Working with binary data, S-records (long)

Fri Mar 21 16:43:53 EST 2003

Hans-Joachim,

I amd looking at the PyTables modules for handing HDD binary sector
data.

http://groups.google.com/groups?dq=&hl=en&lr=&ie=UTF-8&group=comp.lang.python.announce&selm=mailman.1048090984.682.clpa-moderators%40python.org

Cheers,

-Alan 

"Hans-Joachim Widmaier" <hjwidmaier at web.de> wrote in message news:<pan.2003.03.20.18.58.24.448261 at web.de>...
> We have a program to download (Flash-)Eprom images to an embedded device.
> It reads the image data from a file in Motorola S-record format, augments
> the image with some device specific data and sends the thing via a serial
> port to the device, usually after downloading a small piece of software,
> a second-stage bootloader, first, in the same manner. This program is
> currently written in C and runs under Linux and in a DOS shell under older
> Windows versions. Over the years said program accumulated a lot of cruft
> and grew command line options like weed. Now my boss asked me to make a
> new version which offers a GUI and runs under Windows 2000, XP as well.
> Which is perfectly fine with me, 'cause after finding pyserial that'll be
> more like a fun job (I've already written a similar thing in Python that
> reads an ELF program file and downloads the needed section to another
> device - it worked in a few hours; a C version would have taken weeks to
> write and debug).
> 
> Time to get to the topic. Reading S-records in Python is not all that much
> fun (ok, it's neither in C). I've thought about doing it in C and
> returning a string, but that would lose the address information. And
> creating more complex python data types in C is something I've never done.
> And I don't want to compile under Windows. Thus I wrote a pure Python
> reader, which looks like (this is the whole class so far):
> --------------------------
> import operator
> 
> class SRecord:
>     def __init__(self, init=0xff, checkcs=True):
>         self.udata  = []
>         self.data   = []
>         self.tail   = {}
>         self.offset = 0
>         self.size   = 0
>         self.start  = None
>         self.comm   = []
>         self.init   = init
>         self.check  = checkcs
> 
>     def readrecord(self, line):
>         """Lese eine Zeile als S-Record und gebe Adresse, Daten und Prüfsumme zurück."""
>         type = line[:2]
>         data = [int(line[i:i + 2], 16) for i in range(2, len(line), 2)]
>         cs   = (reduce(operator.add, data) + 1) & 0xff  # Muß 0 ergeben
>         if type in ('S1', 'S9'):
>             adr = (data[1] << 8) + data[2]
>             fd  = 3
>         elif type in ('S2', 'S8'):
>             adr = (data[1] << 16) + (data[2] << 8) + data[3]
>             fd  = 4
>         elif type in ('S3', 'S7'):
>             adr = (long(data[0]) << 24) + (data[2] << 16) + (data[3] << 8) + data[4]
>             fd  = 5
>         elif type == 'S0':      # Kommentar
>             return 'C', 0, data[3:-1], cs
>         else:
>             raise ValueError, "Kein gültiger S-Record"

Extracted data entries:
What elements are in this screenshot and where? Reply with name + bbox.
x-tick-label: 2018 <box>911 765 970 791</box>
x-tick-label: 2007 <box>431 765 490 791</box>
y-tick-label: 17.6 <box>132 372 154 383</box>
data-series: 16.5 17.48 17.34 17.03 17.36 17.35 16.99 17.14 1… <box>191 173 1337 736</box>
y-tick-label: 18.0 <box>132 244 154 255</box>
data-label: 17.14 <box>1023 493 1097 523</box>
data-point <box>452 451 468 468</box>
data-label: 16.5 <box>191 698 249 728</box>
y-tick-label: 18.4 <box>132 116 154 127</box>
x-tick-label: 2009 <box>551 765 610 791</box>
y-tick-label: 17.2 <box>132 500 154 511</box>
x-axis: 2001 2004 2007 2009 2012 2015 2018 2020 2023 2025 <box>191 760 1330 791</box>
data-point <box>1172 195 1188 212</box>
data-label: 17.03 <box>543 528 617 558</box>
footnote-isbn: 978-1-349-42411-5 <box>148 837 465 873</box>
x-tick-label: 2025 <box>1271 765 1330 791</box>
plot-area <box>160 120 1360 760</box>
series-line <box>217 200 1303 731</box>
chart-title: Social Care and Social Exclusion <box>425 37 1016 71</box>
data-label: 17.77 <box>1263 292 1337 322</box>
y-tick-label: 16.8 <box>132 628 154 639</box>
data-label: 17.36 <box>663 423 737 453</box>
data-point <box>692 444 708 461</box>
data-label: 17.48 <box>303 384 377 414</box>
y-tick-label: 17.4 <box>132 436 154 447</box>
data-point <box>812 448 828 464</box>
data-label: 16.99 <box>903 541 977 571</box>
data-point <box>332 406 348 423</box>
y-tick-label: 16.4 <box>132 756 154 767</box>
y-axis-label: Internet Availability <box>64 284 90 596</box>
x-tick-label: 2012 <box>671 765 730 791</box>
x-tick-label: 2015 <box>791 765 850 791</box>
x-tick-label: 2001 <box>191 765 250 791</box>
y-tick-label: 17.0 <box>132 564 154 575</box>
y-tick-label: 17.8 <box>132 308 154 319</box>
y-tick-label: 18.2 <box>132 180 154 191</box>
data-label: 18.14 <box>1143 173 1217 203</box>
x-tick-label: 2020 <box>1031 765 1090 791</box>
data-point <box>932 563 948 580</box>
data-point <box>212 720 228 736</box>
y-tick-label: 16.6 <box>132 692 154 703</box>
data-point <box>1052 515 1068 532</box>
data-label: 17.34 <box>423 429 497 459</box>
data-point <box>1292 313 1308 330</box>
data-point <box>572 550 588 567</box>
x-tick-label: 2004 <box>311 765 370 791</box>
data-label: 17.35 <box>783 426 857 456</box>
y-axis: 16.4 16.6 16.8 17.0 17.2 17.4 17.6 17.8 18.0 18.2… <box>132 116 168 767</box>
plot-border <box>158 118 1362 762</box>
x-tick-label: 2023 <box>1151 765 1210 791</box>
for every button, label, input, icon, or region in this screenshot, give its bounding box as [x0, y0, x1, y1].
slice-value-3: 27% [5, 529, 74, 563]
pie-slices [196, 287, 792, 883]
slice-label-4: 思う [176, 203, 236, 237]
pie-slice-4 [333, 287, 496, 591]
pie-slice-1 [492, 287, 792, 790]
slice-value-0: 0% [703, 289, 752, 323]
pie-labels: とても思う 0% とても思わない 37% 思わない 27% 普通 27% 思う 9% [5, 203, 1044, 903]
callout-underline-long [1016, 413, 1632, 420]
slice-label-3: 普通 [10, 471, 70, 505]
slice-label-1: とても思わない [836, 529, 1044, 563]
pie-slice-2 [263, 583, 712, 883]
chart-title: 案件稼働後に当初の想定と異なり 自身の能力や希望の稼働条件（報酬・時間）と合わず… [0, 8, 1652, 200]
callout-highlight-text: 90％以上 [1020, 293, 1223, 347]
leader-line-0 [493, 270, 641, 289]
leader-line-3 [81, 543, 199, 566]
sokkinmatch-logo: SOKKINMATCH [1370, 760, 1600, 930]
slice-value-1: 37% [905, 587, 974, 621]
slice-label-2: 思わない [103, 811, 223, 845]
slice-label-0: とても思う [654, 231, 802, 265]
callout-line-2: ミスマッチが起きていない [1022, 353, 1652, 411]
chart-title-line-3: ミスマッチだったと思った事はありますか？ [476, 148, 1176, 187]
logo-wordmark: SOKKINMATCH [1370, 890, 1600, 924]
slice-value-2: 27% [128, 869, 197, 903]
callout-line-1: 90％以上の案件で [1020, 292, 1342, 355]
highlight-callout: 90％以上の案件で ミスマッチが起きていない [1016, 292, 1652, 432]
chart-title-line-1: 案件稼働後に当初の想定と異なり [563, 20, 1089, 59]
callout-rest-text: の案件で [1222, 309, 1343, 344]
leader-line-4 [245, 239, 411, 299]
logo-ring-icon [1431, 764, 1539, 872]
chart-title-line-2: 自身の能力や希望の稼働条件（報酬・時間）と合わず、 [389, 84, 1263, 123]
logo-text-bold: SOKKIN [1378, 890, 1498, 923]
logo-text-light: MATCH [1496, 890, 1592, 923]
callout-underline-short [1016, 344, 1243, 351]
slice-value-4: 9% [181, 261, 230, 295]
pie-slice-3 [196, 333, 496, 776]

◆ **ACTIONS TO TAKE**
A: According to the S-record thread, on which systems does the current C version of the download program run?
B: Continue the S-record thread from the point where it ends.

◆ **ANSWERS TO THE TASKS**
A: It runs under Linux and in a DOS shell under older Windows versions.

B:
>         if type > 'S6':         # Startadresse
>             type = 'S'
>         else:                   # Daten
>             type = 'D'
>         return type, adr, data[fd:-1], cs
> 
>     def readrecords(self, records):
>         """Eine Liste (Zeilen) von S-Records lesen."""
>         recno = -1
>         for line in records:
>             recno += 1
>             line = line.rstrip()
>             type, adr, data, cs = self.readrecord(line)
>             if cs and self.checkcs:
>                 raise ValueError, "Prüfsummenfehler in Record %d" % recno
>             if type == 'D':
>                 self.udata.append((adr, data))
>             elif type == 'S':
>                 self.start = adr
>             else:
>                 self.comm.append("".join(map(chr, data)))
>         if not self.udata:
>             return
>         self.udata.sort()
>         loadr = self.udata[0][0]
>         hiadr = self.udata[-1][0] + len(self.udata[-1][1])
>         size  = hiadr - loadr
>         self.data = [self.init] * size
>         for adr, data in self.udata:
>             dlen  = len(data)
>             adr  -= loadr
>             self.data[adr:adr + dlen] = data
>         self.offset = loadr
>         self.size   = size
> 
> -----------------------
> On my development machine (1.7 GHz) it's reasonably fast with a file worth
> 100 KB. But I'm afraid it'll suck on our production machines, which run at
> 166 MHz (give or take some). I thought about using array, but it's lacking
> a method to create a big array without creating a list or string first.
> 
> Anyway, does anyone see a way to speed this up? I'm not going to inline
> readrecord(), as I don't care about 10 %. I'm asking if you see a real
> flaw in my algorithm.
> 
> <pipe-dreaming mode on>
> Whenever I play with binary data in Python, a dream of a mutable string
> data type crops up. Doing byte fiddling with strings is quite ok as long
> as the data is comparably small. But when the thing gets largish, the
> slicing, copying and reassembling are getting increasingly inelegant, not
> to say "un-pythonic." Even if that hypothetical mutable string type
> wouldn't be returned by read() and wouldn't be accepted by write(),
> conversion from and to normal immutable strings should be cheap.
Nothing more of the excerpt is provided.